• MATERIAL PROVIDED:
--- Start ---

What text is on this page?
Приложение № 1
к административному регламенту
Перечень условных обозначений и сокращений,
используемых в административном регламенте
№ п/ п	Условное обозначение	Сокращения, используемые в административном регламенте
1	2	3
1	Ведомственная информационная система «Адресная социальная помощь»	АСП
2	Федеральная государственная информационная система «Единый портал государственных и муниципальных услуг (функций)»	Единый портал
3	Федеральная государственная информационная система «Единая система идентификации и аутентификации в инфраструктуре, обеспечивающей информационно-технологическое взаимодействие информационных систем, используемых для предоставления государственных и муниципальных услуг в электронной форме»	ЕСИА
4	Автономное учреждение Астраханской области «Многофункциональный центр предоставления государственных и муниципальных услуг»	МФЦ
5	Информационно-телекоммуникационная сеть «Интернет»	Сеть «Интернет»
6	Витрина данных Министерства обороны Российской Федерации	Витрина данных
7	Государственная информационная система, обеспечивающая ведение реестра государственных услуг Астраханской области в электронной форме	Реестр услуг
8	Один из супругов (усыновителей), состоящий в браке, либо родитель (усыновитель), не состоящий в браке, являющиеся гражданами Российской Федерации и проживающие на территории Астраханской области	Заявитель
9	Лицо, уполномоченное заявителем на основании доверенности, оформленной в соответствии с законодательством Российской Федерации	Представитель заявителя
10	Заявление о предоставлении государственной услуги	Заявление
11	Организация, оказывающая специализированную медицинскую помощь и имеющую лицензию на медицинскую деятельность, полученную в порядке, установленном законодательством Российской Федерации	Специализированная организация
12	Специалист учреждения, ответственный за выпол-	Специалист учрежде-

--- End ---

• YOUR INSTRUCTIONS: Write the material out again in its entirety, exactly as shown.

• RESPONSE TO THE EXERCISE:
What text is on this page?
Приложение № 1
к административному регламенту
Перечень условных обозначений и сокращений,
используемых в административном регламенте
№ п/ п	Условное обозначение	Сокращения, используемые в административном регламенте
1	2	3
1	Ведомственная информационная система «Адресная социальная помощь»	АСП
2	Федеральная государственная информационная система «Единый портал государственных и муниципальных услуг (функций)»	Единый портал
3	Федеральная государственная информационная система «Единая система идентификации и аутентификации в инфраструктуре, обеспечивающей информационно-технологическое взаимодействие информационных систем, используемых для предоставления государственных и муниципальных услуг в электронной форме»	ЕСИА
4	Автономное учреждение Астраханской области «Многофункциональный центр предоставления государственных и муниципальных услуг»	МФЦ
5	Информационно-телекоммуникационная сеть «Интернет»	Сеть «Интернет»
6	Витрина данных Министерства обороны Российской Федерации	Витрина данных
7	Государственная информационная система, обеспечивающая ведение реестра государственных услуг Астраханской области в электронной форме	Реестр услуг
8	Один из супругов (усыновителей), состоящий в браке, либо родитель (усыновитель), не состоящий в браке, являющиеся гражданами Российской Федерации и проживающие на территории Астраханской области	Заявитель
9	Лицо, уполномоченное заявителем на основании доверенности, оформленной в соответствии с законодательством Российской Федерации	Представитель заявителя
10	Заявление о предоставлении государственной услуги	Заявление
11	Организация, оказывающая специализированную медицинскую помощь и имеющую лицензию на медицинскую деятельность, полученную в порядке, установленном законодательством Российской Федерации	Специализированная организация
12	Специалист учреждения, ответственный за выпол-	Специалист учрежде-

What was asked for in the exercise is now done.